**The task**
With the pictures left out, reproduce exactly the lines running from the line with "Extract all readable text from this page." to the last line of the material below.

**Data for processing**

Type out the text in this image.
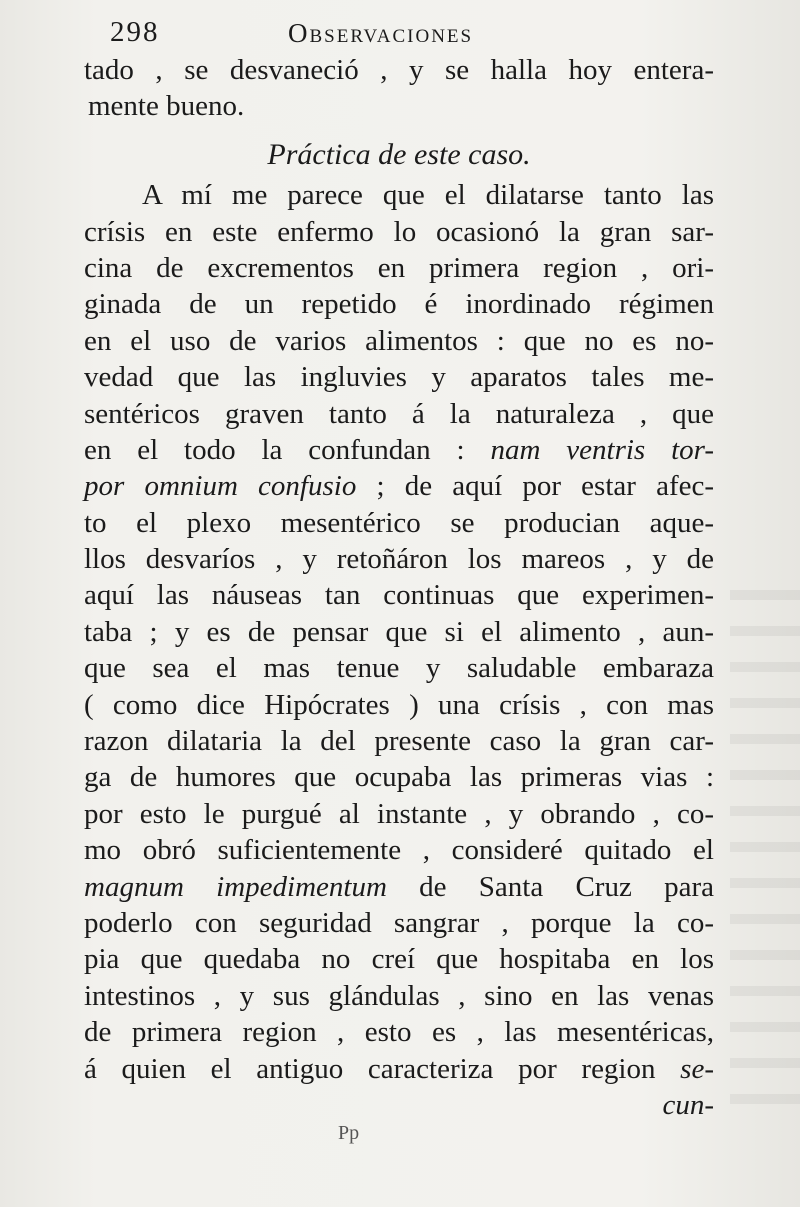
298	Observaciones
tado , se desvaneció , y se halla hoy entera-
mente bueno.
Práctica de este caso.
A mí me parece que el dilatarse tanto las
crísis en este enfermo lo ocasionó la gran sar-
cina de excrementos en primera region , ori-
ginada de un repetido é inordinado régimen
en el uso de varios alimentos : que no es no-
vedad que las ingluvies y aparatos tales me-
sentéricos graven tanto á la naturaleza , que
en el todo la confundan : nam ventris tor-
por omnium confusio ; de aquí por estar afec-
to el plexo mesentérico se producian aque-
llos desvaríos , y retoñáron los mareos , y de
aquí las náuseas tan continuas que experimen-
taba ; y es de pensar que si el alimento , aun-
que sea el mas tenue y saludable embaraza
( como dice Hipócrates ) una crísis , con mas
razon dilataria la del presente caso la gran car-
ga de humores que ocupaba las primeras vias :
por esto le purgué al instante , y obrando , co-
mo obró suficientemente , consideré quitado el
magnum impedimentum de Santa Cruz para
poderlo con seguridad sangrar , porque la co-
pia que quedaba no creí que hospitaba en los
intestinos , y sus glándulas , sino en las venas
de primera region , esto es , las mesentéricas,
á quien el antiguo caracteriza por region se-
cun-
Pp
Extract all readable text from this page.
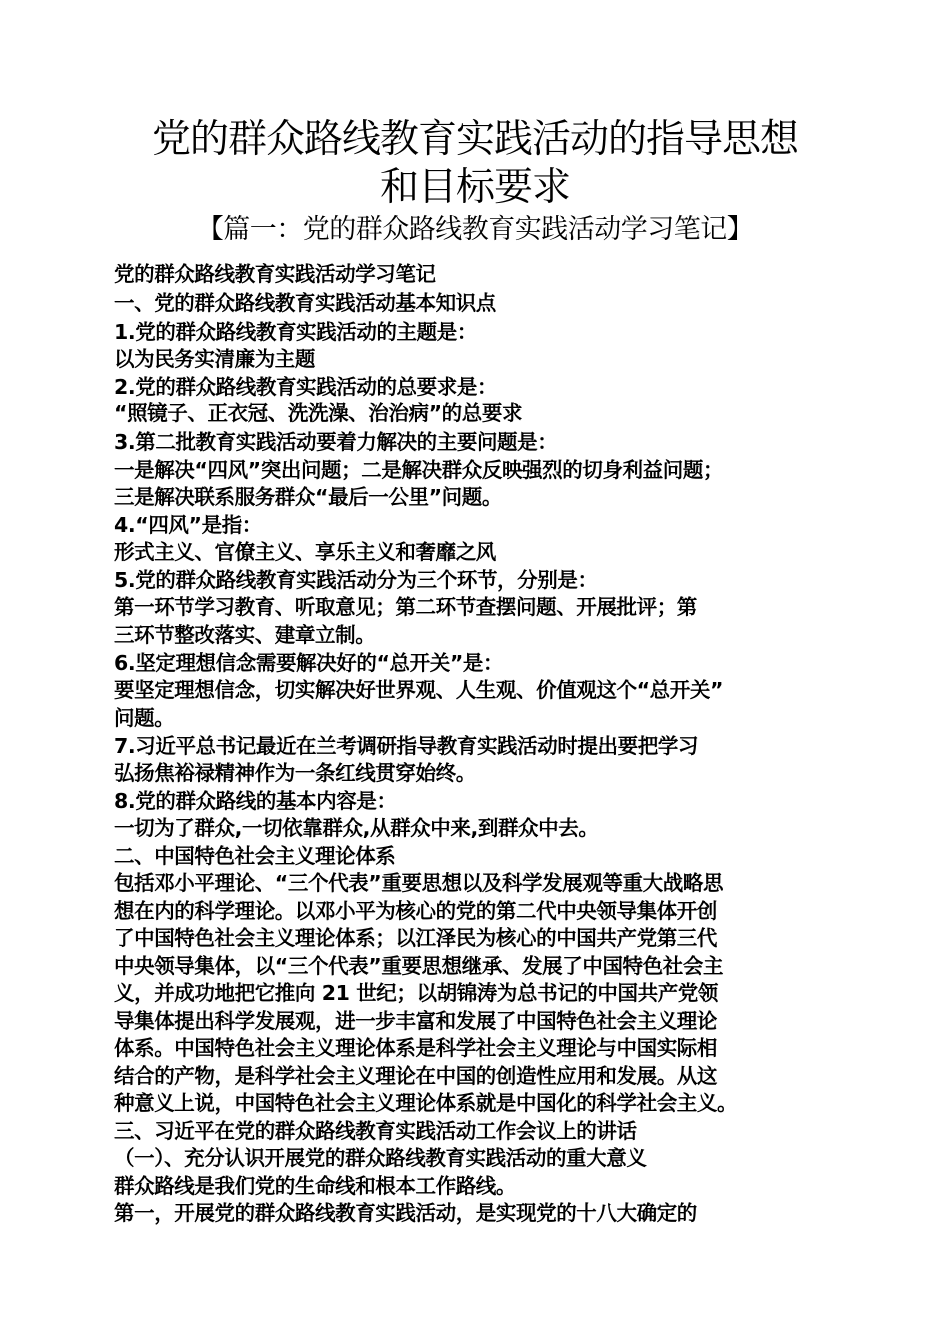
党的群众路线教育实践活动的指导思想
和目标要求
【篇一：党的群众路线教育实践活动学习笔记】
党的群众路线教育实践活动学习笔记
一、党的群众路线教育实践活动基本知识点
1.党的群众路线教育实践活动的主题是：
以为民务实清廉为主题
2.党的群众路线教育实践活动的总要求是：
“照镜子、正衣冠、洗洗澡、治治病”的总要求
3.第二批教育实践活动要着力解决的主要问题是：
一是解决“四风”突出问题；二是解决群众反映强烈的切身利益问题；
三是解决联系服务群众“最后一公里”问题。
4.“四风”是指：
形式主义、官僚主义、享乐主义和奢靡之风
5.党的群众路线教育实践活动分为三个环节，分别是：
第一环节学习教育、听取意见；第二环节查摆问题、开展批评；第
三环节整改落实、建章立制。
6.坚定理想信念需要解决好的“总开关”是：
要坚定理想信念，切实解决好世界观、人生观、价值观这个“总开关”
问题。
7.习近平总书记最近在兰考调研指导教育实践活动时提出要把学习
弘扬焦裕禄精神作为一条红线贯穿始终。
8.党的群众路线的基本内容是：
一切为了群众,一切依靠群众,从群众中来,到群众中去。
二、中国特色社会主义理论体系
包括邓小平理论、“三个代表”重要思想以及科学发展观等重大战略思
想在内的科学理论。以邓小平为核心的党的第二代中央领导集体开创
了中国特色社会主义理论体系；以江泽民为核心的中国共产党第三代
中央领导集体，以“三个代表”重要思想继承、发展了中国特色社会主
义，并成功地把它推向 21 世纪；以胡锦涛为总书记的中国共产党领
导集体提出科学发展观，进一步丰富和发展了中国特色社会主义理论
体系。中国特色社会主义理论体系是科学社会主义理论与中国实际相
结合的产物，是科学社会主义理论在中国的创造性应用和发展。从这
种意义上说，中国特色社会主义理论体系就是中国化的科学社会主义。
三、习近平在党的群众路线教育实践活动工作会议上的讲话
（一）、充分认识开展党的群众路线教育实践活动的重大意义
群众路线是我们党的生命线和根本工作路线。
第一，开展党的群众路线教育实践活动，是实现党的十八大确定的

**Right answer**
Extract all readable text from this page.
党的群众路线教育实践活动的指导思想
和目标要求
【篇一：党的群众路线教育实践活动学习笔记】
党的群众路线教育实践活动学习笔记
一、党的群众路线教育实践活动基本知识点
1.党的群众路线教育实践活动的主题是：
以为民务实清廉为主题
2.党的群众路线教育实践活动的总要求是：
“照镜子、正衣冠、洗洗澡、治治病”的总要求
3.第二批教育实践活动要着力解决的主要问题是：
一是解决“四风”突出问题；二是解决群众反映强烈的切身利益问题；
三是解决联系服务群众“最后一公里”问题。
4.“四风”是指：
形式主义、官僚主义、享乐主义和奢靡之风
5.党的群众路线教育实践活动分为三个环节，分别是：
第一环节学习教育、听取意见；第二环节查摆问题、开展批评；第
三环节整改落实、建章立制。
6.坚定理想信念需要解决好的“总开关”是：
要坚定理想信念，切实解决好世界观、人生观、价值观这个“总开关”
问题。
7.习近平总书记最近在兰考调研指导教育实践活动时提出要把学习
弘扬焦裕禄精神作为一条红线贯穿始终。
8.党的群众路线的基本内容是：
一切为了群众,一切依靠群众,从群众中来,到群众中去。
二、中国特色社会主义理论体系
包括邓小平理论、“三个代表”重要思想以及科学发展观等重大战略思
想在内的科学理论。以邓小平为核心的党的第二代中央领导集体开创
了中国特色社会主义理论体系；以江泽民为核心的中国共产党第三代
中央领导集体，以“三个代表”重要思想继承、发展了中国特色社会主
义，并成功地把它推向 21 世纪；以胡锦涛为总书记的中国共产党领
导集体提出科学发展观，进一步丰富和发展了中国特色社会主义理论
体系。中国特色社会主义理论体系是科学社会主义理论与中国实际相
结合的产物，是科学社会主义理论在中国的创造性应用和发展。从这
种意义上说，中国特色社会主义理论体系就是中国化的科学社会主义。
三、习近平在党的群众路线教育实践活动工作会议上的讲话
（一）、充分认识开展党的群众路线教育实践活动的重大意义
群众路线是我们党的生命线和根本工作路线。
第一，开展党的群众路线教育实践活动，是实现党的十八大确定的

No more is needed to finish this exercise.